[DATA FOR THIS EXERCISE start]

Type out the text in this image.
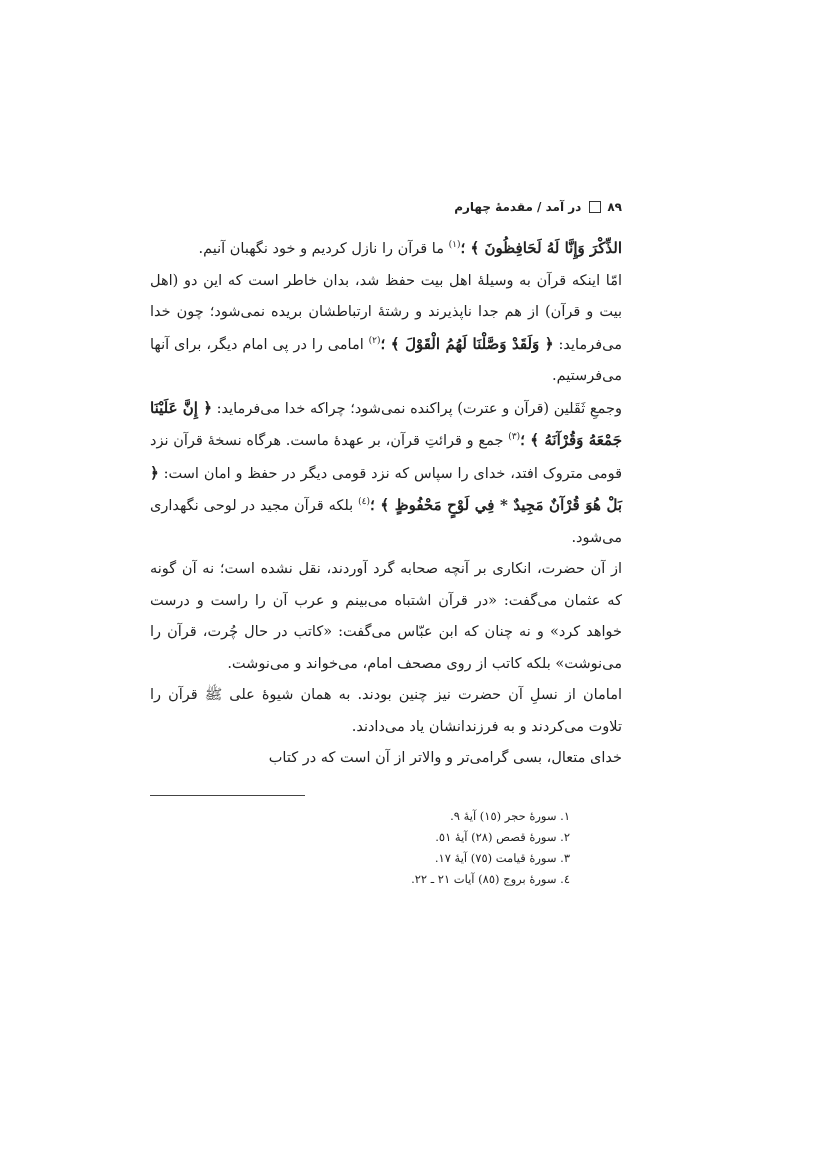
٨٩
در آمد / مقدمهٔ چهارم

الذِّكْرَ وَإِنَّا لَهُ لَحَافِظُونَ ﴾ ؛$^{(١)}$ ما قرآن را نازل کردیم و خود نگهبان آنیم.

امّا اینکه قرآن به وسیلهٔ اهل بیت حفظ شد، بدان خاطر است که این دو (اهل بیت و قرآن) از هم جدا ناپذیرند و رشتهٔ ارتباطشان بریده نمی‌شود؛ چون خدا می‌فرماید: ﴿ وَلَقَدْ وَصَّلْنَا لَهُمُ الْقَوْلَ ﴾ ؛$^{(٢)}$ امامی را در پی امام دیگر، برای آنها می‌فرستیم.

وجمعِ ثَقَلین (قرآن و عترت) پراکنده نمی‌شود؛ چراکه خدا می‌فرماید: ﴿ إِنَّ عَلَيْنَا جَمْعَهُ وَقُرْآنَهُ ﴾ ؛$^{(٣)}$ جمع و قرائتِ قرآن، بر عهدهٔ ماست. هرگاه نسخهٔ قرآن نزد قومی متروک افتد، خدای را سپاس که نزد قومی دیگر در حفظ و امان است: ﴿ بَلْ هُوَ قُرْآنٌ مَجِيدٌ * فِي لَوْحٍ مَحْفُوظٍ ﴾ ؛$^{(٤)}$ بلکه قرآن مجید در لوحی نگهداری می‌شود.

از آن حضرت، انکاری بر آنچه صحابه گرد آوردند، نقل نشده است؛ نه آن گونه که عثمان می‌گفت: «در قرآن اشتباه می‌بینم و عرب آن را راست و درست خواهد کرد» و نه چنان که ابن عبّاس می‌گفت: «کاتب در حال چُرت، قرآن را می‌نوشت» بلکه کاتب از روی مصحف امام، می‌خواند و می‌نوشت.

امامان از نسلِ آن حضرت نیز چنین بودند. به همان شیوهٔ علی ﷺ قرآن را تلاوت می‌کردند و به فرزندانشان یاد می‌دادند.

خدای متعال، بسی گرامی‌تر و والاتر از آن است که در کتاب

١. سورهٔ حجر (١٥) آیهٔ ٩.
٢. سورهٔ قصص (٢٨) آیهٔ ٥١.
٣. سورهٔ قیامت (٧٥) آیهٔ ١٧.
٤. سورهٔ بروج (٨٥) آیات ٢١ ـ ٢٢.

[DATA FOR THIS EXERCISE end]

▸ WRITTEN TASK
Transcribe the records above verbatim. Do not carry over any picture.

▸ RIGHT ANSWER
Type out the text in this image.
٨٩
در آمد / مقدمهٔ چهارم

الذِّكْرَ وَإِنَّا لَهُ لَحَافِظُونَ ﴾ ؛$^{(١)}$ ما قرآن را نازل کردیم و خود نگهبان آنیم.

امّا اینکه قرآن به وسیلهٔ اهل بیت حفظ شد، بدان خاطر است که این دو (اهل بیت و قرآن) از هم جدا ناپذیرند و رشتهٔ ارتباطشان بریده نمی‌شود؛ چون خدا می‌فرماید: ﴿ وَلَقَدْ وَصَّلْنَا لَهُمُ الْقَوْلَ ﴾ ؛$^{(٢)}$ امامی را در پی امام دیگر، برای آنها می‌فرستیم.

وجمعِ ثَقَلین (قرآن و عترت) پراکنده نمی‌شود؛ چراکه خدا می‌فرماید: ﴿ إِنَّ عَلَيْنَا جَمْعَهُ وَقُرْآنَهُ ﴾ ؛$^{(٣)}$ جمع و قرائتِ قرآن، بر عهدهٔ ماست. هرگاه نسخهٔ قرآن نزد قومی متروک افتد، خدای را سپاس که نزد قومی دیگر در حفظ و امان است: ﴿ بَلْ هُوَ قُرْآنٌ مَجِيدٌ * فِي لَوْحٍ مَحْفُوظٍ ﴾ ؛$^{(٤)}$ بلکه قرآن مجید در لوحی نگهداری می‌شود.

از آن حضرت، انکاری بر آنچه صحابه گرد آوردند، نقل نشده است؛ نه آن گونه که عثمان می‌گفت: «در قرآن اشتباه می‌بینم و عرب آن را راست و درست خواهد کرد» و نه چنان که ابن عبّاس می‌گفت: «کاتب در حال چُرت، قرآن را می‌نوشت» بلکه کاتب از روی مصحف امام، می‌خواند و می‌نوشت.

امامان از نسلِ آن حضرت نیز چنین بودند. به همان شیوهٔ علی ﷺ قرآن را تلاوت می‌کردند و به فرزندانشان یاد می‌دادند.

خدای متعال، بسی گرامی‌تر و والاتر از آن است که در کتاب

١. سورهٔ حجر (١٥) آیهٔ ٩.
٢. سورهٔ قصص (٢٨) آیهٔ ٥١.
٣. سورهٔ قیامت (٧٥) آیهٔ ١٧.
٤. سورهٔ بروج (٨٥) آیات ٢١ ـ ٢٢.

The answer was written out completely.